> [DATASET]:

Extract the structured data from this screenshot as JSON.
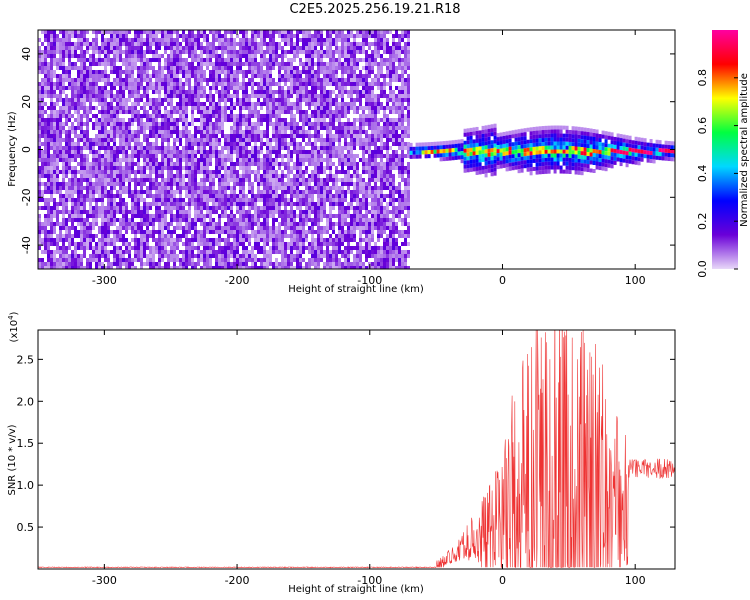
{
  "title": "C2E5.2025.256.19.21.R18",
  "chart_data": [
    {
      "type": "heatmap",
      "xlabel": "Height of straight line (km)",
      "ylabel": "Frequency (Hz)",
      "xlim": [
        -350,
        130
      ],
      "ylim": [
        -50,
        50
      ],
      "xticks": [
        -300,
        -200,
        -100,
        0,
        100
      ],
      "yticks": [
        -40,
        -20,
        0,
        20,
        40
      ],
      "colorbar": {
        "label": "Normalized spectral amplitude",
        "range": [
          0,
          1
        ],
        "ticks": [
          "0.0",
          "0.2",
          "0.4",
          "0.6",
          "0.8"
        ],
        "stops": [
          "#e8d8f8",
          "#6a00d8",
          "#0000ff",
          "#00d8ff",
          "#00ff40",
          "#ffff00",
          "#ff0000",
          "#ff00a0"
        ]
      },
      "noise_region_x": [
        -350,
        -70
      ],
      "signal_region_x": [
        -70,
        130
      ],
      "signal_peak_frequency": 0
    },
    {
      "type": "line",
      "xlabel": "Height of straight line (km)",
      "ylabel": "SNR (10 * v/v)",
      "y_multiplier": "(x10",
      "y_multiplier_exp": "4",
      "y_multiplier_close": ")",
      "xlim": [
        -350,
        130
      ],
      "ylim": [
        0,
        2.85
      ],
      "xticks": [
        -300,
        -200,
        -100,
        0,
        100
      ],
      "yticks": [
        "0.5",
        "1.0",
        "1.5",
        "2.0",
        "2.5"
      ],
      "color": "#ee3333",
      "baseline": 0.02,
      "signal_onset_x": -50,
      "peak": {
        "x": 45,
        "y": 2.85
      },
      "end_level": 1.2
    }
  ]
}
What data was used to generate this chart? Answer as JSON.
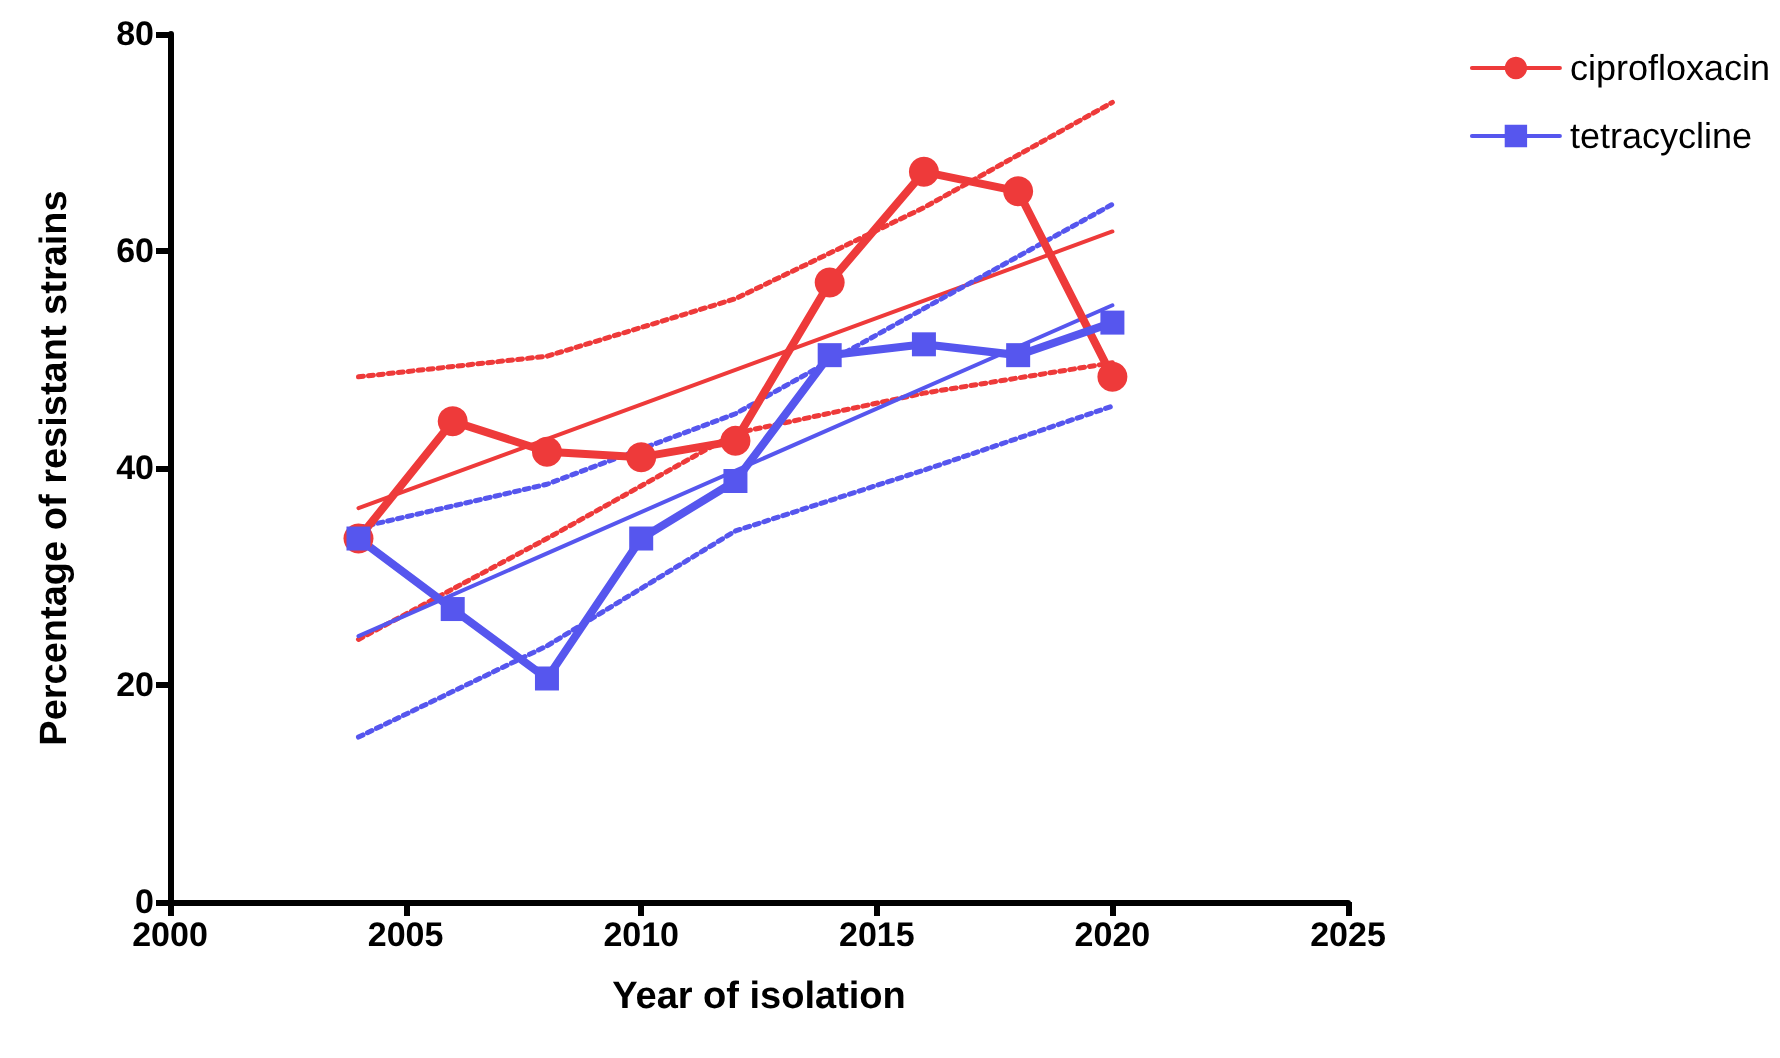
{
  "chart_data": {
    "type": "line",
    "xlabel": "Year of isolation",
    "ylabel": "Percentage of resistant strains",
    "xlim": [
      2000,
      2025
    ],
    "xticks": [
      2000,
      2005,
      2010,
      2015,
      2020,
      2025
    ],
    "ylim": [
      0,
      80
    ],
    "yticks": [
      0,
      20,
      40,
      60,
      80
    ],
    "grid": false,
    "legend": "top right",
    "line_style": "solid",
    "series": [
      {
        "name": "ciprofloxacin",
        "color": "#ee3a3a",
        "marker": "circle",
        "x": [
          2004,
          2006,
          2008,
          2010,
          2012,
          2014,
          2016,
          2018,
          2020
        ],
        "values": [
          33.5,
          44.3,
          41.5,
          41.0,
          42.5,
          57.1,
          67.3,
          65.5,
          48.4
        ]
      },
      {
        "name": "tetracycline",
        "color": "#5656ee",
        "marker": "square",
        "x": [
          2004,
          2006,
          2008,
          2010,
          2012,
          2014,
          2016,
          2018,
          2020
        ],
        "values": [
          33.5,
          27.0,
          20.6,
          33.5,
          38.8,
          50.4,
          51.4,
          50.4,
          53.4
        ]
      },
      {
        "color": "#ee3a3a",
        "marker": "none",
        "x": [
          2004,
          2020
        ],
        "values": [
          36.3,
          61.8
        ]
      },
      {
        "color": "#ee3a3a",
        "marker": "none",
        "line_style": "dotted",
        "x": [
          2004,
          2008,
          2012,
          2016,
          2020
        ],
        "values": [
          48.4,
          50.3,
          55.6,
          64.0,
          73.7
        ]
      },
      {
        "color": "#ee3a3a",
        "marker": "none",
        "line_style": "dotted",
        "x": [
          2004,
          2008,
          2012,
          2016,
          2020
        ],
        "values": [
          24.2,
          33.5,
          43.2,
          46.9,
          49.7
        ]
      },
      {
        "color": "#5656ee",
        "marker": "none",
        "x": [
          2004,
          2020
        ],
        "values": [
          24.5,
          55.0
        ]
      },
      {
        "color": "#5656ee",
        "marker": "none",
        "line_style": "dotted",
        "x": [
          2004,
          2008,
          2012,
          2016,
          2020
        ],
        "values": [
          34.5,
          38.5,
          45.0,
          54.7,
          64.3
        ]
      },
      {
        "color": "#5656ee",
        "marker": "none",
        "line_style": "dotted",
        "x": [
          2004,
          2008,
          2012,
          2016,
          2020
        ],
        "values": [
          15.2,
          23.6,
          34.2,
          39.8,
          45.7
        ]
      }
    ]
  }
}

...

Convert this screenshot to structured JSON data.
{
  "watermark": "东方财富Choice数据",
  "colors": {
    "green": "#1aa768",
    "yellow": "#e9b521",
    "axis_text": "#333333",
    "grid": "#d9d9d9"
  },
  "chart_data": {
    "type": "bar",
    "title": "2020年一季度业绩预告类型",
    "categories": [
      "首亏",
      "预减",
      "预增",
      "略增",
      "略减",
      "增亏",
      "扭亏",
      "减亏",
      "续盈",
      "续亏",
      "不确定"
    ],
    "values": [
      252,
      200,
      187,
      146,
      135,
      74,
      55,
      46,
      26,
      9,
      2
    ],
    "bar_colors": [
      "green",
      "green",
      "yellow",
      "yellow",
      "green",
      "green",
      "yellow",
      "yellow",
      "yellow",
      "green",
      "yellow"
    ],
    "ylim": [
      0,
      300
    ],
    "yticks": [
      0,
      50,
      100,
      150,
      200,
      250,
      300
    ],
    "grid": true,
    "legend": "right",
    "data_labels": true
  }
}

...

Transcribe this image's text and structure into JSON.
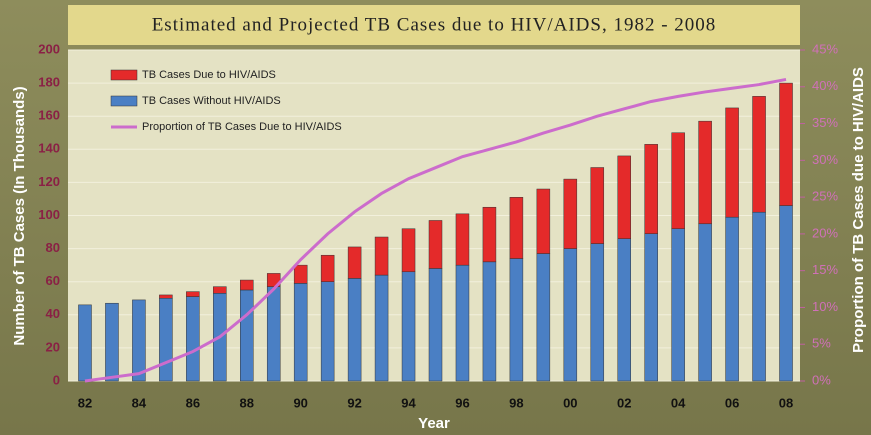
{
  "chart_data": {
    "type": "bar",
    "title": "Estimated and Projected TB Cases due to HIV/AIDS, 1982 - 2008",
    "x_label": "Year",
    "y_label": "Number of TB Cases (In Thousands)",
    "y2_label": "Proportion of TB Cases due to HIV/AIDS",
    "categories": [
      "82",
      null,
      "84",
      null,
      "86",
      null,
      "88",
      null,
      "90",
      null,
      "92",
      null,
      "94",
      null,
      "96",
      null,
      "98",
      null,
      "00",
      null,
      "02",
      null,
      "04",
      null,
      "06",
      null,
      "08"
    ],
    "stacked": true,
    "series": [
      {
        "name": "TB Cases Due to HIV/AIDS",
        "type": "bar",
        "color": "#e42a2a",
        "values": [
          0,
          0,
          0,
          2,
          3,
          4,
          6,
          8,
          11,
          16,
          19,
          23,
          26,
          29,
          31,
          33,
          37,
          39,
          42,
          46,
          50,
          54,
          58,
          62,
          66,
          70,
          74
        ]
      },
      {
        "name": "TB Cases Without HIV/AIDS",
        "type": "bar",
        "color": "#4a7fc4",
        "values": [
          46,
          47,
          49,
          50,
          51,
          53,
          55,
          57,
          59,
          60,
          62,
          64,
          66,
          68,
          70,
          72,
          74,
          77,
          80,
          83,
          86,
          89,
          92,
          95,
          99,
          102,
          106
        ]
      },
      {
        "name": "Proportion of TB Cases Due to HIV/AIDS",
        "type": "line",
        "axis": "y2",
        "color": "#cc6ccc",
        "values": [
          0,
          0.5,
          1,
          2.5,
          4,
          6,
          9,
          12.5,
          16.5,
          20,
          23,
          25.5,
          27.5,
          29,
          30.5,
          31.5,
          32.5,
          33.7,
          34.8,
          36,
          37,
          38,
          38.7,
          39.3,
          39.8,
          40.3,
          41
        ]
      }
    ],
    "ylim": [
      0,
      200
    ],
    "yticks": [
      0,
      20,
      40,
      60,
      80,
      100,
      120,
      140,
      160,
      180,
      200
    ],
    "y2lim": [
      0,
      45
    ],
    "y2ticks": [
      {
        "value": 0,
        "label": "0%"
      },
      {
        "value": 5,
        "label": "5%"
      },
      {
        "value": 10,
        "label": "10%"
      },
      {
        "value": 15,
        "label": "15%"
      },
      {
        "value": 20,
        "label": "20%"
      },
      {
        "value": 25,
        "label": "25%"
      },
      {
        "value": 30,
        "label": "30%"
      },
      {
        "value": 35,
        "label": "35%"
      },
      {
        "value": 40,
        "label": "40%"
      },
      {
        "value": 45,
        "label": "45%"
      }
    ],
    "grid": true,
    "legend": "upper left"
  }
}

> [WRITTEN TASK]:
From the entries, copy out each line containing the word "structured".

> [SOLVED EXERCISE]:
Extract the structured data from this screenshot as JSON.
Convert this screenshot to structured JSON data.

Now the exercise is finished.